▸ **Your goal**: In the listing that follows, count each line containing the string "values" and report only the count.
· · ·
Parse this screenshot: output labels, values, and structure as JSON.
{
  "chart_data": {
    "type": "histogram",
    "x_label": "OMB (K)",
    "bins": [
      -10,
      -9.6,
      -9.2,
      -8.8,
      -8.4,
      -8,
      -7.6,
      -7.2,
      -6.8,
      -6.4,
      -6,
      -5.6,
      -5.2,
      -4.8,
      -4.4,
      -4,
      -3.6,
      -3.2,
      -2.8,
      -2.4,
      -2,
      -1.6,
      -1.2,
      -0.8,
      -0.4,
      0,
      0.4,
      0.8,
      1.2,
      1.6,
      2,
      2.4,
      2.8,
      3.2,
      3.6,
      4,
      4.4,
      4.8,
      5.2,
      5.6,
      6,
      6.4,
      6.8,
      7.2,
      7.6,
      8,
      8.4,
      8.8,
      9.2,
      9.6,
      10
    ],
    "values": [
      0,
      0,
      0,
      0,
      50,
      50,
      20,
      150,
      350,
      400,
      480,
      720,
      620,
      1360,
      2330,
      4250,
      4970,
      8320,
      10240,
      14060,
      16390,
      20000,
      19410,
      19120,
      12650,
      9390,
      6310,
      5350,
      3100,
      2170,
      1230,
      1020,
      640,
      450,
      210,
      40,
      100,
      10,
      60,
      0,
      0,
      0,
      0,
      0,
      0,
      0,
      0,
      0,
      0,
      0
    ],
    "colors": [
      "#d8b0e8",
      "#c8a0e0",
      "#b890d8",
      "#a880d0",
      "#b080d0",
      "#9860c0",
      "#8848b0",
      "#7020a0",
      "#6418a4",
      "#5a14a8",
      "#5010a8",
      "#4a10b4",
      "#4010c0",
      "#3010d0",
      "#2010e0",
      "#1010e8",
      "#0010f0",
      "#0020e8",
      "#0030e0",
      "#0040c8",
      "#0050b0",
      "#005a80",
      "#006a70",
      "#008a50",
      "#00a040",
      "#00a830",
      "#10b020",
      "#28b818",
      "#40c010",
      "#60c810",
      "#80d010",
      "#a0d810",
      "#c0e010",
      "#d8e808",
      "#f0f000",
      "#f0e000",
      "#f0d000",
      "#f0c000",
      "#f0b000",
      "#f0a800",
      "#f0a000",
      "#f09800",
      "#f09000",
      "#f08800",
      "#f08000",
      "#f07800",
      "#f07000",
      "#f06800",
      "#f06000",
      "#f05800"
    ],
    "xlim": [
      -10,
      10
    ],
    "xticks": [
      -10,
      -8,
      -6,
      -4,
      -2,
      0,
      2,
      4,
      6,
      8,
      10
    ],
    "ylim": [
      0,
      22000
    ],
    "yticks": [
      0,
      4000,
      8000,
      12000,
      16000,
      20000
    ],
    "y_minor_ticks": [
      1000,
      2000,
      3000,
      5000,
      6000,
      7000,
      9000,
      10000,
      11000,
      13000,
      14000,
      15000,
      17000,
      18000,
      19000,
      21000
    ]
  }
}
· · ·
▸ **Response to the exercise**: 2